[start of DATA FOR THIS EXERCISE]
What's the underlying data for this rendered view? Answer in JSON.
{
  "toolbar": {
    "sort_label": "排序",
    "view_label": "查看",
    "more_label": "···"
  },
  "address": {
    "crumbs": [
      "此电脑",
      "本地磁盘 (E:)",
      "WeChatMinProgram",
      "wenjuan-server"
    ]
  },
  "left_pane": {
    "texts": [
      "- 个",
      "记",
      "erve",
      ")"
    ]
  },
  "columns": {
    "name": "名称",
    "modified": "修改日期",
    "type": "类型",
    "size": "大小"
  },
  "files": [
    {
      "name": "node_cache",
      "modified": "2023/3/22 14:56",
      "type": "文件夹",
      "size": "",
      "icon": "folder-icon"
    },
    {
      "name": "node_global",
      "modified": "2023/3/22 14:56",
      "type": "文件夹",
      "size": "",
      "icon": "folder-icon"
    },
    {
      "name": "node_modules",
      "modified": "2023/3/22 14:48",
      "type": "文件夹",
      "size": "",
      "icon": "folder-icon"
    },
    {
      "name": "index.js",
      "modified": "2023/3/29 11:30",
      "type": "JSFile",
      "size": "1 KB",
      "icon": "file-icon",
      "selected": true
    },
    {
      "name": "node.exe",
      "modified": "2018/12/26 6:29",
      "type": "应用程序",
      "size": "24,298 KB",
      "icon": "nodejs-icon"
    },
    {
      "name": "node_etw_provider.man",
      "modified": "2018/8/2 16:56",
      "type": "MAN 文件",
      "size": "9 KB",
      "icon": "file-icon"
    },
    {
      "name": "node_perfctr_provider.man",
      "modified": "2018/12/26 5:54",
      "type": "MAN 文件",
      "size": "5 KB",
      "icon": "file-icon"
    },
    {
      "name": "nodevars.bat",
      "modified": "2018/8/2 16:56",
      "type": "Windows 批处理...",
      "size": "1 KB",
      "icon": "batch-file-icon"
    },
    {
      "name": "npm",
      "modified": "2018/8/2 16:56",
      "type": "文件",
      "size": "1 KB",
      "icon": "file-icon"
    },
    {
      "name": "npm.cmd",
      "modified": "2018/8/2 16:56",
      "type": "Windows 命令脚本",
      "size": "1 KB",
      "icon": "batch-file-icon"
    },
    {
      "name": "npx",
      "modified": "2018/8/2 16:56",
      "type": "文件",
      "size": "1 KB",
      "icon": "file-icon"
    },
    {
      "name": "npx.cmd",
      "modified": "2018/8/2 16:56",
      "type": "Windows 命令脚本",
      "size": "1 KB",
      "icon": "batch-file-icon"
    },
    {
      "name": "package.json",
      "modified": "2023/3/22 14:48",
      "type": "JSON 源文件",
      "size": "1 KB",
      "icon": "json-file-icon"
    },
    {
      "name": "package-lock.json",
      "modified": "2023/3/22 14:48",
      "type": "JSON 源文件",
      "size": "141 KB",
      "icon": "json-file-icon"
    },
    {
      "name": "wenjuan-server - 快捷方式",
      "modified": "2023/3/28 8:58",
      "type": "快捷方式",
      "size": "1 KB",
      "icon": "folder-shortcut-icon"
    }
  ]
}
[end of DATA FOR THIS EXERCISE]
Copy each entry exactly, with nothing added or dropped.

What's the underlying data for this rendered view? Answer in JSON.
{
  "toolbar": {
    "sort_label": "排序",
    "view_label": "查看",
    "more_label": "···"
  },
  "address": {
    "crumbs": [
      "此电脑",
      "本地磁盘 (E:)",
      "WeChatMinProgram",
      "wenjuan-server"
    ]
  },
  "left_pane": {
    "texts": [
      "- 个",
      "记",
      "erve",
      ")"
    ]
  },
  "columns": {
    "name": "名称",
    "modified": "修改日期",
    "type": "类型",
    "size": "大小"
  },
  "files": [
    {
      "name": "node_cache",
      "modified": "2023/3/22 14:56",
      "type": "文件夹",
      "size": "",
      "icon": "folder-icon"
    },
    {
      "name": "node_global",
      "modified": "2023/3/22 14:56",
      "type": "文件夹",
      "size": "",
      "icon": "folder-icon"
    },
    {
      "name": "node_modules",
      "modified": "2023/3/22 14:48",
      "type": "文件夹",
      "size": "",
      "icon": "folder-icon"
    },
    {
      "name": "index.js",
      "modified": "2023/3/29 11:30",
      "type": "JSFile",
      "size": "1 KB",
      "icon": "file-icon",
      "selected": true
    },
    {
      "name": "node.exe",
      "modified": "2018/12/26 6:29",
      "type": "应用程序",
      "size": "24,298 KB",
      "icon": "nodejs-icon"
    },
    {
      "name": "node_etw_provider.man",
      "modified": "2018/8/2 16:56",
      "type": "MAN 文件",
      "size": "9 KB",
      "icon": "file-icon"
    },
    {
      "name": "node_perfctr_provider.man",
      "modified": "2018/12/26 5:54",
      "type": "MAN 文件",
      "size": "5 KB",
      "icon": "file-icon"
    },
    {
      "name": "nodevars.bat",
      "modified": "2018/8/2 16:56",
      "type": "Windows 批处理...",
      "size": "1 KB",
      "icon": "batch-file-icon"
    },
    {
      "name": "npm",
      "modified": "2018/8/2 16:56",
      "type": "文件",
      "size": "1 KB",
      "icon": "file-icon"
    },
    {
      "name": "npm.cmd",
      "modified": "2018/8/2 16:56",
      "type": "Windows 命令脚本",
      "size": "1 KB",
      "icon": "batch-file-icon"
    },
    {
      "name": "npx",
      "modified": "2018/8/2 16:56",
      "type": "文件",
      "size": "1 KB",
      "icon": "file-icon"
    },
    {
      "name": "npx.cmd",
      "modified": "2018/8/2 16:56",
      "type": "Windows 命令脚本",
      "size": "1 KB",
      "icon": "batch-file-icon"
    },
    {
      "name": "package.json",
      "modified": "2023/3/22 14:48",
      "type": "JSON 源文件",
      "size": "1 KB",
      "icon": "json-file-icon"
    },
    {
      "name": "package-lock.json",
      "modified": "2023/3/22 14:48",
      "type": "JSON 源文件",
      "size": "141 KB",
      "icon": "json-file-icon"
    },
    {
      "name": "wenjuan-server - 快捷方式",
      "modified": "2023/3/28 8:58",
      "type": "快捷方式",
      "size": "1 KB",
      "icon": "folder-shortcut-icon"
    }
  ]
}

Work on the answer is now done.